WRITTEN REQUEST
Determine the number of lines in the listing below where the string "Buchungsanfragen" occurs; answer with the number alone.
EXTRACTED MATERIAL start
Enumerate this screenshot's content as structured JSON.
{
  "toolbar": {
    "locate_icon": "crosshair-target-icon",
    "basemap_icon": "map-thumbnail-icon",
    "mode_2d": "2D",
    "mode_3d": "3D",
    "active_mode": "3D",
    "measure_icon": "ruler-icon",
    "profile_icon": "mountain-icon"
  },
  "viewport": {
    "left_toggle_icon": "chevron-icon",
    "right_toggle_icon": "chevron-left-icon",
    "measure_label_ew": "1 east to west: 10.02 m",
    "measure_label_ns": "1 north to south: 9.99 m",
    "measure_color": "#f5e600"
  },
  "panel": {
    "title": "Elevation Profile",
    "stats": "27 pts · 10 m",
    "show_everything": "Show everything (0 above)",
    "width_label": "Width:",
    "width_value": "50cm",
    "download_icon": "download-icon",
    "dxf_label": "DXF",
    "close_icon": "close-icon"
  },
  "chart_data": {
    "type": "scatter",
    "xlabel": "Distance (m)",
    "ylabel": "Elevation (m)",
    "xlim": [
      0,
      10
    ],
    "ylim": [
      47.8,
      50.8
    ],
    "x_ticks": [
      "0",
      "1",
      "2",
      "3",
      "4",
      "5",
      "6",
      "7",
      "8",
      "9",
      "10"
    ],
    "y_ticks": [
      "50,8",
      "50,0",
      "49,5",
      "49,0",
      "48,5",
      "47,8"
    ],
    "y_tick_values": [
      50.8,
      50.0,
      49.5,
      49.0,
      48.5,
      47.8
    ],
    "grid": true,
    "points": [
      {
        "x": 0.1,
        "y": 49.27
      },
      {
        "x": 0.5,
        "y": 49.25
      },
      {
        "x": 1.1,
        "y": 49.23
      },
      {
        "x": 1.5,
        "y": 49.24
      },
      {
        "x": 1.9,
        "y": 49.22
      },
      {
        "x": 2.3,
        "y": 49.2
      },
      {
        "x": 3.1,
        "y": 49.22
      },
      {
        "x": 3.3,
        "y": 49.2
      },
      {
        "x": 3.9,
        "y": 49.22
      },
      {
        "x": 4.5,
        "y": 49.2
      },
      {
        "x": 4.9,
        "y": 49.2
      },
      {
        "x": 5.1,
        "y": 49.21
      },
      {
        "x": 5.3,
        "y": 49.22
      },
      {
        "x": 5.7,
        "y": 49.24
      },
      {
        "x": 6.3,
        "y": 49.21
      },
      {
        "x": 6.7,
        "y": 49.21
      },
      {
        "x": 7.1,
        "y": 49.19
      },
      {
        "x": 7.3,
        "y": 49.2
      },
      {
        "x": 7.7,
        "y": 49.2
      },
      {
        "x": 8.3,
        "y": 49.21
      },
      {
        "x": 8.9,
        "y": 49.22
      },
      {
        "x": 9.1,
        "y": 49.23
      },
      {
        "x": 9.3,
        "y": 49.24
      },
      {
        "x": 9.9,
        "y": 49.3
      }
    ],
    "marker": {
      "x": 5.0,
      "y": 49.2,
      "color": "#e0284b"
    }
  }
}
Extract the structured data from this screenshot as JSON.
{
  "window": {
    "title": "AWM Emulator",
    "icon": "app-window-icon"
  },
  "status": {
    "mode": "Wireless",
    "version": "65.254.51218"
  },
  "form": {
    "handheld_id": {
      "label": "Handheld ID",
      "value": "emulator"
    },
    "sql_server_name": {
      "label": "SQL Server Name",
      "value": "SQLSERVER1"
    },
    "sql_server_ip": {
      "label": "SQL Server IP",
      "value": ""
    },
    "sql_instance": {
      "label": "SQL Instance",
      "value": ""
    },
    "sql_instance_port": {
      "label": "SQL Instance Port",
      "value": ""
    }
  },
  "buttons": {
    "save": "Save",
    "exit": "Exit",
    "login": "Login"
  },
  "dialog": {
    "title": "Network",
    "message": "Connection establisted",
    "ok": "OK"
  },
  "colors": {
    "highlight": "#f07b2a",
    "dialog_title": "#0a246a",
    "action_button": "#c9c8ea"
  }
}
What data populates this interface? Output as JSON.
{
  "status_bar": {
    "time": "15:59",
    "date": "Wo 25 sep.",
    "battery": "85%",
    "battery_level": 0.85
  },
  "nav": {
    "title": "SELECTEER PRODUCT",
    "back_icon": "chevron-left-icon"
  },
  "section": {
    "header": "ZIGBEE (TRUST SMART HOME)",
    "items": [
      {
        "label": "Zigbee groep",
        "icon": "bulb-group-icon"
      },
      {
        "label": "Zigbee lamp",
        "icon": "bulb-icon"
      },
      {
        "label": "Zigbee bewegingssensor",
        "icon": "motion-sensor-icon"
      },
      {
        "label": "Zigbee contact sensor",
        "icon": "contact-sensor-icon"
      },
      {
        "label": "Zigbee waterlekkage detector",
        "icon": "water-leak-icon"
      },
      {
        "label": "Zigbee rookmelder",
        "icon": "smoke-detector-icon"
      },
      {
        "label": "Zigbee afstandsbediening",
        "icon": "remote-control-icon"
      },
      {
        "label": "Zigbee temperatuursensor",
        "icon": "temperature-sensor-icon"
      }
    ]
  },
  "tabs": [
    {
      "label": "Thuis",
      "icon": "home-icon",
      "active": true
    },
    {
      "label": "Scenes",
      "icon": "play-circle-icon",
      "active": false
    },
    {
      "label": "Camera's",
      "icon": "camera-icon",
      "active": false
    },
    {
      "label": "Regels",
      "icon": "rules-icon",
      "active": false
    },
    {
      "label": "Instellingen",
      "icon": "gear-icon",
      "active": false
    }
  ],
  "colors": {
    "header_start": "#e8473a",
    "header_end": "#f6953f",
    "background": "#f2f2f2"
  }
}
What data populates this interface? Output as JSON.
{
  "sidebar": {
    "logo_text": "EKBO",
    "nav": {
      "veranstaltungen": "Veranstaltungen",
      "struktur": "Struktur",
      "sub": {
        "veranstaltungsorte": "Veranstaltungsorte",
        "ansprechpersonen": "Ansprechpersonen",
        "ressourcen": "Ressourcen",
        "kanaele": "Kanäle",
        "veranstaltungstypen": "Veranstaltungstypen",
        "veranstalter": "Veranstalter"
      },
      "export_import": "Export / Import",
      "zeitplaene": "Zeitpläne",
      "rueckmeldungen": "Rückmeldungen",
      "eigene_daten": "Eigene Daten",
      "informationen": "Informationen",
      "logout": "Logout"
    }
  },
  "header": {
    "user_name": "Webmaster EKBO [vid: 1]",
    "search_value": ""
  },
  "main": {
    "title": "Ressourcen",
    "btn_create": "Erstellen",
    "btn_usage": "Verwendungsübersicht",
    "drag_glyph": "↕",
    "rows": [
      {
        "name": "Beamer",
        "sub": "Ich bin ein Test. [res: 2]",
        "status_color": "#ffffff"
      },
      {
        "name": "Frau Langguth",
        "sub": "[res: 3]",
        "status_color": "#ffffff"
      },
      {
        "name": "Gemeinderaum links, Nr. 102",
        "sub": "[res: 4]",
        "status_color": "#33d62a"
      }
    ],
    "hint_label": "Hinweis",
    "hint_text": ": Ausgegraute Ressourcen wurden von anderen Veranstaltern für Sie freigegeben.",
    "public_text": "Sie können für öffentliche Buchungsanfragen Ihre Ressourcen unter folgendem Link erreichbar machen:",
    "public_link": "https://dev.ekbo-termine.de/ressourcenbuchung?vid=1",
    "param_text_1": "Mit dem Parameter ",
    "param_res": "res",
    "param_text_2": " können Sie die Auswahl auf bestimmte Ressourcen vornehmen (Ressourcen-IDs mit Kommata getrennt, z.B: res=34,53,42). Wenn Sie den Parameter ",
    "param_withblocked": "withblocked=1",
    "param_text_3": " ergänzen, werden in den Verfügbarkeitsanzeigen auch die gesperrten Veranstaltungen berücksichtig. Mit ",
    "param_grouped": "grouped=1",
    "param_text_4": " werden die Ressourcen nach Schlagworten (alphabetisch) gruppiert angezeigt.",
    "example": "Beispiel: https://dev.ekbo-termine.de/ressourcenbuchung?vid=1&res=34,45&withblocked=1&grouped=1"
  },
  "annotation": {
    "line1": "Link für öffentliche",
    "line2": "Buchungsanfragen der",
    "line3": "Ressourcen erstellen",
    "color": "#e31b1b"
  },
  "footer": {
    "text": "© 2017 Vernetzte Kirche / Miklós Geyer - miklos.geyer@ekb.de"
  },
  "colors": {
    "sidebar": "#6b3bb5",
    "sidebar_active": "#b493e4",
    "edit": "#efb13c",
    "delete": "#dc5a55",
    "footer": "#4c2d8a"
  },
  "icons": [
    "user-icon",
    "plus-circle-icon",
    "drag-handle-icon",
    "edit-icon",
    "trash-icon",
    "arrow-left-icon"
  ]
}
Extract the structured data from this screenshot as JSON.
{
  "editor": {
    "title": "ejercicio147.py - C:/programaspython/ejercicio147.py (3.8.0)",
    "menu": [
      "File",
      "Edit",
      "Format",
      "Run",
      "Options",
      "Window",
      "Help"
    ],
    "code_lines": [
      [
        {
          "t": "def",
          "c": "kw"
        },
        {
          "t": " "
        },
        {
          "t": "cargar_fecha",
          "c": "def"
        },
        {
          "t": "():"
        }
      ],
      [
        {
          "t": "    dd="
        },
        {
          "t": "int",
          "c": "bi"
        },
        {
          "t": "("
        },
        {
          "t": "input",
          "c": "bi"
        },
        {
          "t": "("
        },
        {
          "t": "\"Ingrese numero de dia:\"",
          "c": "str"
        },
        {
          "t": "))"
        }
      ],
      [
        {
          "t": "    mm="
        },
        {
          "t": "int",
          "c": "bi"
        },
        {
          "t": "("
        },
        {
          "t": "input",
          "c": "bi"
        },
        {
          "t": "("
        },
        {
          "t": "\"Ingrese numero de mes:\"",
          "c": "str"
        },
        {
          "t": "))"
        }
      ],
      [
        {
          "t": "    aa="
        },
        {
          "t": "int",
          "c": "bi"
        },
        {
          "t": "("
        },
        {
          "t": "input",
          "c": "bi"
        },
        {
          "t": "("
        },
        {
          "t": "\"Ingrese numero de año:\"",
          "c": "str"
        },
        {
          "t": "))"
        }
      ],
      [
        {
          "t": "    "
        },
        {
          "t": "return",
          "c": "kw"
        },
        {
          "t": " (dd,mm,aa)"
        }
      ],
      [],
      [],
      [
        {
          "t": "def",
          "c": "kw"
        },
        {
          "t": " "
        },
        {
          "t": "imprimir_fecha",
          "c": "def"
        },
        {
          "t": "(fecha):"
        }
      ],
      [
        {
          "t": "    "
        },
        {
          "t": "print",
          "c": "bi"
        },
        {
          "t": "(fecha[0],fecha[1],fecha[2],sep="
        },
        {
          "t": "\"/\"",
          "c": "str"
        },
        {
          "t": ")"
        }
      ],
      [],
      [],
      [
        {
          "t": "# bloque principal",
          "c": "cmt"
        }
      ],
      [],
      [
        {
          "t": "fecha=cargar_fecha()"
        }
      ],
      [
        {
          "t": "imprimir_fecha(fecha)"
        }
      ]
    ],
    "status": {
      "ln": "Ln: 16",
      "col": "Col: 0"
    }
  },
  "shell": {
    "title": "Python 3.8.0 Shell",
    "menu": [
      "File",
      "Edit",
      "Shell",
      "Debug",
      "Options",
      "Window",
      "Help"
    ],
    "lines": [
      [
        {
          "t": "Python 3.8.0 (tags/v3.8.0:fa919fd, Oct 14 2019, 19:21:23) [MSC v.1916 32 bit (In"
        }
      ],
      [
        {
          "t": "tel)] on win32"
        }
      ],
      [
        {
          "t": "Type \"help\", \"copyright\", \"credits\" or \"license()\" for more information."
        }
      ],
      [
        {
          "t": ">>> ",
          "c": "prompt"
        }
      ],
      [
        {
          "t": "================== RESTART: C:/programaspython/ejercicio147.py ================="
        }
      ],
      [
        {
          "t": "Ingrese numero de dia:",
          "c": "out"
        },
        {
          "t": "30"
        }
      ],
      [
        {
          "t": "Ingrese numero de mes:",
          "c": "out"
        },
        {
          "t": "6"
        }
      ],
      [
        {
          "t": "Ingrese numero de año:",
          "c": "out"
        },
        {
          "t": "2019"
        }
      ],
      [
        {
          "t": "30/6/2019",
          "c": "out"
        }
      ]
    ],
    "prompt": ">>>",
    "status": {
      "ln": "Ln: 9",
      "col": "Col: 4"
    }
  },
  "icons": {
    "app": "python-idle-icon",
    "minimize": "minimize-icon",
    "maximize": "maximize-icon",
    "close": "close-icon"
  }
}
EXTRACTED MATERIAL end
SOLVED PROBLEM
2